▸ What is being asked
Reproduce the material in full, unchanged.

▸ Provided data

* * * * * * * * *

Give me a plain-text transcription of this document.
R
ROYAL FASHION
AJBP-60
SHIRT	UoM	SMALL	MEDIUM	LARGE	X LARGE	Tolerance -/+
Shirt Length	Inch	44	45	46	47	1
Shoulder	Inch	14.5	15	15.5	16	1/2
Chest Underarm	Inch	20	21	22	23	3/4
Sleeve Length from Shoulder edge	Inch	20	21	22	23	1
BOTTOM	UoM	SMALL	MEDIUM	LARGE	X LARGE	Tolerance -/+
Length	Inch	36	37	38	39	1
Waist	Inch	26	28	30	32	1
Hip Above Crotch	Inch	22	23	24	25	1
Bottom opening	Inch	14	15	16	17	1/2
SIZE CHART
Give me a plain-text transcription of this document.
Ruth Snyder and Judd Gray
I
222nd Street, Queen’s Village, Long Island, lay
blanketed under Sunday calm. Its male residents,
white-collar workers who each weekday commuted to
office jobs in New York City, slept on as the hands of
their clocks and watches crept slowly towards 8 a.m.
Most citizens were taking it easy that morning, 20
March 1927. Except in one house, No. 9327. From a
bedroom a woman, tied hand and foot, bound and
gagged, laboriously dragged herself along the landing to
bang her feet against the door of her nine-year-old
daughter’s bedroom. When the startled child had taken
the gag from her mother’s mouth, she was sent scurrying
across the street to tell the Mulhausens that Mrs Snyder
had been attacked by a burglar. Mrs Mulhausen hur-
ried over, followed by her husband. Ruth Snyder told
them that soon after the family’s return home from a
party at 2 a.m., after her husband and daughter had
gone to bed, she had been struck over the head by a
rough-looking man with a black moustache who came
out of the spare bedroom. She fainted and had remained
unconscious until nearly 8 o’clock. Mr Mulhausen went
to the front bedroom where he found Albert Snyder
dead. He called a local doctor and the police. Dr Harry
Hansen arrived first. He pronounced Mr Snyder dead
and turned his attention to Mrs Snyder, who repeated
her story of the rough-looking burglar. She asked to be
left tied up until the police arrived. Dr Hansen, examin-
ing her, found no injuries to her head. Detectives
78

* * * * * * * * *

▸ Correct response
Give me a plain-text transcription of this document.
R
ROYAL FASHION
AJBP-60
SHIRT	UoM	SMALL	MEDIUM	LARGE	X LARGE	Tolerance -/+
Shirt Length	Inch	44	45	46	47	1
Shoulder	Inch	14.5	15	15.5	16	1/2
Chest Underarm	Inch	20	21	22	23	3/4
Sleeve Length from Shoulder edge	Inch	20	21	22	23	1
BOTTOM	UoM	SMALL	MEDIUM	LARGE	X LARGE	Tolerance -/+
Length	Inch	36	37	38	39	1
Waist	Inch	26	28	30	32	1
Hip Above Crotch	Inch	22	23	24	25	1
Bottom opening	Inch	14	15	16	17	1/2
SIZE CHART
Give me a plain-text transcription of this document.
Ruth Snyder and Judd Gray
I
222nd Street, Queen’s Village, Long Island, lay
blanketed under Sunday calm. Its male residents,
white-collar workers who each weekday commuted to
office jobs in New York City, slept on as the hands of
their clocks and watches crept slowly towards 8 a.m.
Most citizens were taking it easy that morning, 20
March 1927. Except in one house, No. 9327. From a
bedroom a woman, tied hand and foot, bound and
gagged, laboriously dragged herself along the landing to
bang her feet against the door of her nine-year-old
daughter’s bedroom. When the startled child had taken
the gag from her mother’s mouth, she was sent scurrying
across the street to tell the Mulhausens that Mrs Snyder
had been attacked by a burglar. Mrs Mulhausen hur-
ried over, followed by her husband. Ruth Snyder told
them that soon after the family’s return home from a
party at 2 a.m., after her husband and daughter had
gone to bed, she had been struck over the head by a
rough-looking man with a black moustache who came
out of the spare bedroom. She fainted and had remained
unconscious until nearly 8 o’clock. Mr Mulhausen went
to the front bedroom where he found Albert Snyder
dead. He called a local doctor and the police. Dr Harry
Hansen arrived first. He pronounced Mr Snyder dead
and turned his attention to Mrs Snyder, who repeated
her story of the rough-looking burglar. She asked to be
left tied up until the police arrived. Dr Hansen, examin-
ing her, found no injuries to her head. Detectives
78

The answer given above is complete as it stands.